> _DIRECTIONS_
Extract all lines from the data beneath that include the word "chart".

> _Data records_
[Start]

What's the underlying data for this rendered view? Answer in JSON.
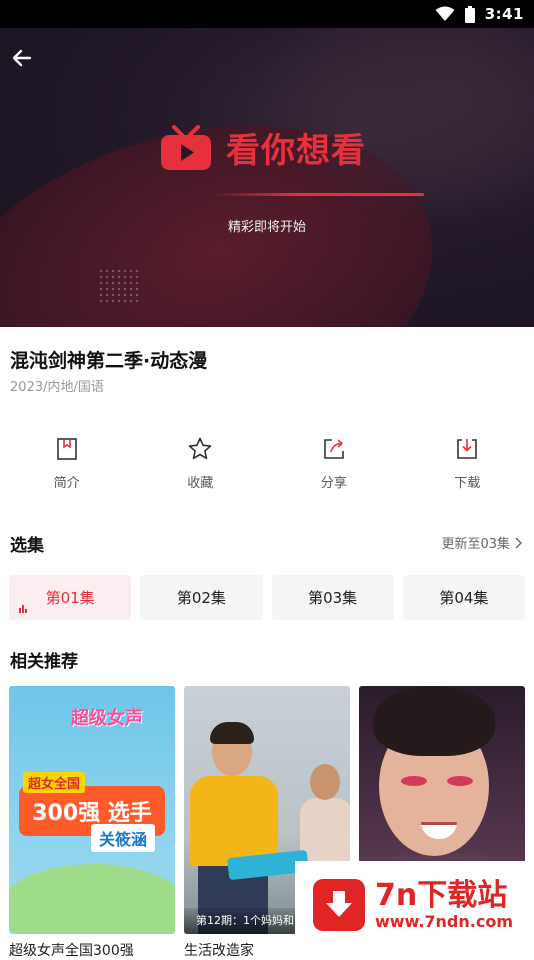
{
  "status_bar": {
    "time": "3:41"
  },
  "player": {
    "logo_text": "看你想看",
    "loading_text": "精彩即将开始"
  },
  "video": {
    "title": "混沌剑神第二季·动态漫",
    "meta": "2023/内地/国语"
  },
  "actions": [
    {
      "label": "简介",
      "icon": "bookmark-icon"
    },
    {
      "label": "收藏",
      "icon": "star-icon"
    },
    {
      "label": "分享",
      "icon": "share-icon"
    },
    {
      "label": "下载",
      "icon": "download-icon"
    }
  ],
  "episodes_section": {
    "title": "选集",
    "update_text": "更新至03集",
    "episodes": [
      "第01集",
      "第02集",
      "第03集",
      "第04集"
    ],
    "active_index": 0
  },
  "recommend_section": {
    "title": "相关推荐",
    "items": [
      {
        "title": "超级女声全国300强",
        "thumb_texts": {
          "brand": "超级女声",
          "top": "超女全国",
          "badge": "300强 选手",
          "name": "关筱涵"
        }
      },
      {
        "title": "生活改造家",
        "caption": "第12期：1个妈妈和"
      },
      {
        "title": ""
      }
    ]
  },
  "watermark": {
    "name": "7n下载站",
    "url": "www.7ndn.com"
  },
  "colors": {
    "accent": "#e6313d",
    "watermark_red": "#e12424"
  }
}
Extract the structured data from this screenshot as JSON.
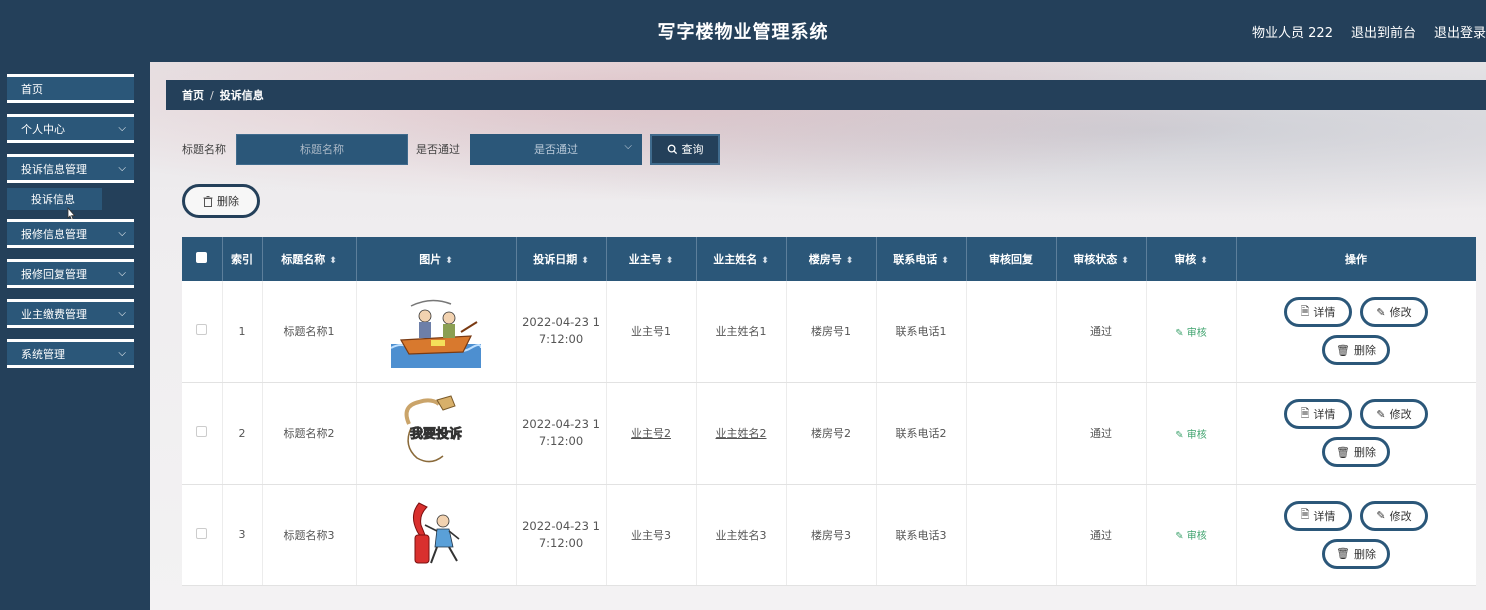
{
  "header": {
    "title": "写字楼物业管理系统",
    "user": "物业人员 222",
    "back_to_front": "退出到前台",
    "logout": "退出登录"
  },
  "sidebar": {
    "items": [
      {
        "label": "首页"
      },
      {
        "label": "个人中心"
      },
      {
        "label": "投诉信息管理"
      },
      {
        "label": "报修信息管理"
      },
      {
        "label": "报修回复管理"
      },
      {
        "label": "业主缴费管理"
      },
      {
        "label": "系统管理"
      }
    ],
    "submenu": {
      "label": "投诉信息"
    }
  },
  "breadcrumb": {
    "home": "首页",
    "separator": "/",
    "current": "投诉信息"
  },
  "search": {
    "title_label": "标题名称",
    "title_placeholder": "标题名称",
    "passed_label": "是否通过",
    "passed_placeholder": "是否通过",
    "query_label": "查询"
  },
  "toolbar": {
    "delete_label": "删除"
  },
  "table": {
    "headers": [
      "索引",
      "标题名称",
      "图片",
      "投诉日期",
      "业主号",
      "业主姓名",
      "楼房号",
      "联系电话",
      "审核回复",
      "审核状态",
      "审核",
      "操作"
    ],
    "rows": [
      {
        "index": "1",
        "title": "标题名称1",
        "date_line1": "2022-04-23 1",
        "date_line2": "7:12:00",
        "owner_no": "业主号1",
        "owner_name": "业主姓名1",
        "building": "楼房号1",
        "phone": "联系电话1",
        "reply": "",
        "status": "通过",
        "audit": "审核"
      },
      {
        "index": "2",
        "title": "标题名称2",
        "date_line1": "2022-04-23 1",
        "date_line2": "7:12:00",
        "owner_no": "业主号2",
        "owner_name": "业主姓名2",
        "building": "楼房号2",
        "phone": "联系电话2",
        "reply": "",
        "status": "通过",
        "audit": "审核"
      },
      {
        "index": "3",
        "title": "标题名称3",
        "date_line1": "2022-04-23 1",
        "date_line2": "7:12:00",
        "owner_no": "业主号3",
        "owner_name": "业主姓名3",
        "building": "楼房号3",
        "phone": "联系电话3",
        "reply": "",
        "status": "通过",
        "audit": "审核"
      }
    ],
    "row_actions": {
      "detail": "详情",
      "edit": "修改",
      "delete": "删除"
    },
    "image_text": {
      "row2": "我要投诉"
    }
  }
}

[End]
[Start]

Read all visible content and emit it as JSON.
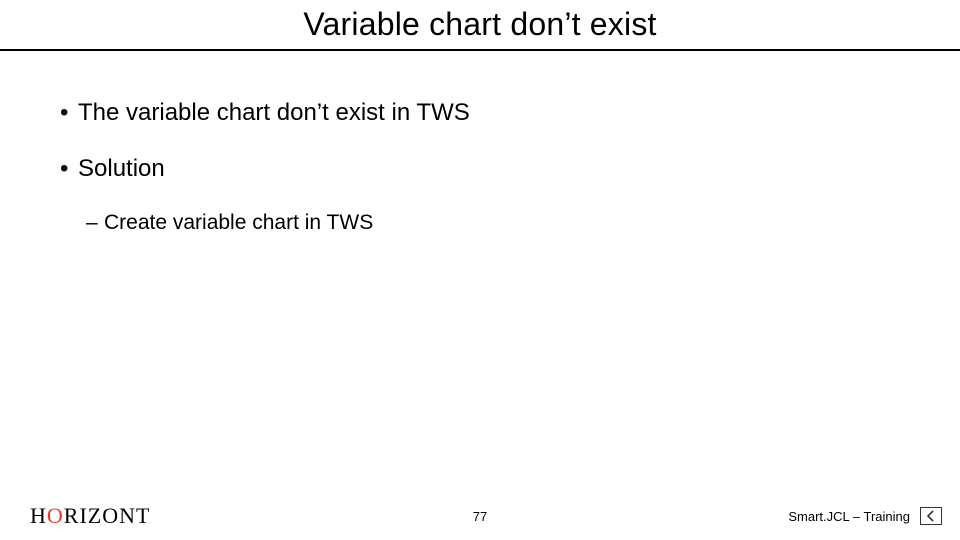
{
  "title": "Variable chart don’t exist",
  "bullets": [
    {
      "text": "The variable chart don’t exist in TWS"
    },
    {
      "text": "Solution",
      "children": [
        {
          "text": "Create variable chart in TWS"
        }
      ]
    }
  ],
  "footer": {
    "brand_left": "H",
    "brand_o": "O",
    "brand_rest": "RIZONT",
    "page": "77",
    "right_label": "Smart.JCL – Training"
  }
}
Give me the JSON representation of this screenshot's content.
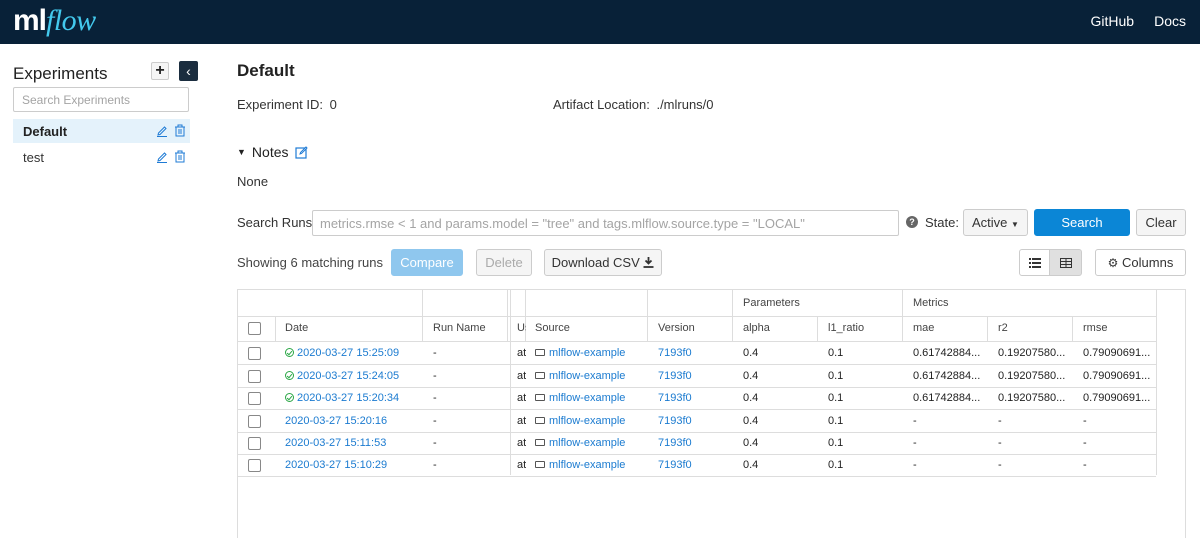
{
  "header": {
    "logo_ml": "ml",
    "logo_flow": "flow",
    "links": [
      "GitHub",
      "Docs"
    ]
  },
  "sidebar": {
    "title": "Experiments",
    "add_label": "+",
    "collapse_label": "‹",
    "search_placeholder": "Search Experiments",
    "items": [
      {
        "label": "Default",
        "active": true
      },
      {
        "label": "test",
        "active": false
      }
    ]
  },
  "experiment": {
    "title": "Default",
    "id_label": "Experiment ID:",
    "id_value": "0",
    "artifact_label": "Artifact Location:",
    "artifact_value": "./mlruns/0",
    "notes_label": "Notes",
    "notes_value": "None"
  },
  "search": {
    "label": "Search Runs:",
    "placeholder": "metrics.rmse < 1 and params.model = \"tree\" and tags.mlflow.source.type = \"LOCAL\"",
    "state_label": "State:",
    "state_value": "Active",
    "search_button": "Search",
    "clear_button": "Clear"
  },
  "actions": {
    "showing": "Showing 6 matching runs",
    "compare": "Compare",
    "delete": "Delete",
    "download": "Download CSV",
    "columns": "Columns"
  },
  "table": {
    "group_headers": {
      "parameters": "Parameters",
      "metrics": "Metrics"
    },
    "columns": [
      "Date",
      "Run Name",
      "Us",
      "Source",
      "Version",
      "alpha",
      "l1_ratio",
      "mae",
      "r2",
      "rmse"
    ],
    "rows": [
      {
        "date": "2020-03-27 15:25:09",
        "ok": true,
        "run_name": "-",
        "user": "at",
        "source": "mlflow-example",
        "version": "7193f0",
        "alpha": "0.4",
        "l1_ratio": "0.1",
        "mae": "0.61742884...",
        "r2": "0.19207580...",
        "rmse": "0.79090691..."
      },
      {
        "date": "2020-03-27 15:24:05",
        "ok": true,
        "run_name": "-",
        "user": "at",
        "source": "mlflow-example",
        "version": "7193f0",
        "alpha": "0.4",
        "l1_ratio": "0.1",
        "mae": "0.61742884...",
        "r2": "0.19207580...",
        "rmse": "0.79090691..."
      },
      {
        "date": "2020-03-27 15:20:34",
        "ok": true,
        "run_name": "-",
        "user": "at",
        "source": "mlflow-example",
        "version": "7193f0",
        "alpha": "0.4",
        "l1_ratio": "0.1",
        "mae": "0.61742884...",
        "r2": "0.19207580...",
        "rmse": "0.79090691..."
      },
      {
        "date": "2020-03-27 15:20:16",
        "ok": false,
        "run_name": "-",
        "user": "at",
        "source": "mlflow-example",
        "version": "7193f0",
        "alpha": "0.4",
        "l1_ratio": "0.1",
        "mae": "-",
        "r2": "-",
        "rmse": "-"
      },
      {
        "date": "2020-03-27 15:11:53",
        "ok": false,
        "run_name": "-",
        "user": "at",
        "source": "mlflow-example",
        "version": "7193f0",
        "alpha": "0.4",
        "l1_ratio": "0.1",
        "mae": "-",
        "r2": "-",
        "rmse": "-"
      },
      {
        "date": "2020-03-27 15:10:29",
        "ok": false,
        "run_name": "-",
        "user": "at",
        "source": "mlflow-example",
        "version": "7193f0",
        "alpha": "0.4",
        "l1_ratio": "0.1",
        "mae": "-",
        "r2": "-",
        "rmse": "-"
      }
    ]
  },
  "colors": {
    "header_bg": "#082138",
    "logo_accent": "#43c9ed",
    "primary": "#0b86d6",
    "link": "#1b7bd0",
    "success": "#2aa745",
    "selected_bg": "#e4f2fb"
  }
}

[End]

> _REPLY TO THE EXERCISE_
  "title": "Variable chart don’t exist",
      "text": "The variable chart don’t exist in TWS"
          "text": "Create variable chart in TWS"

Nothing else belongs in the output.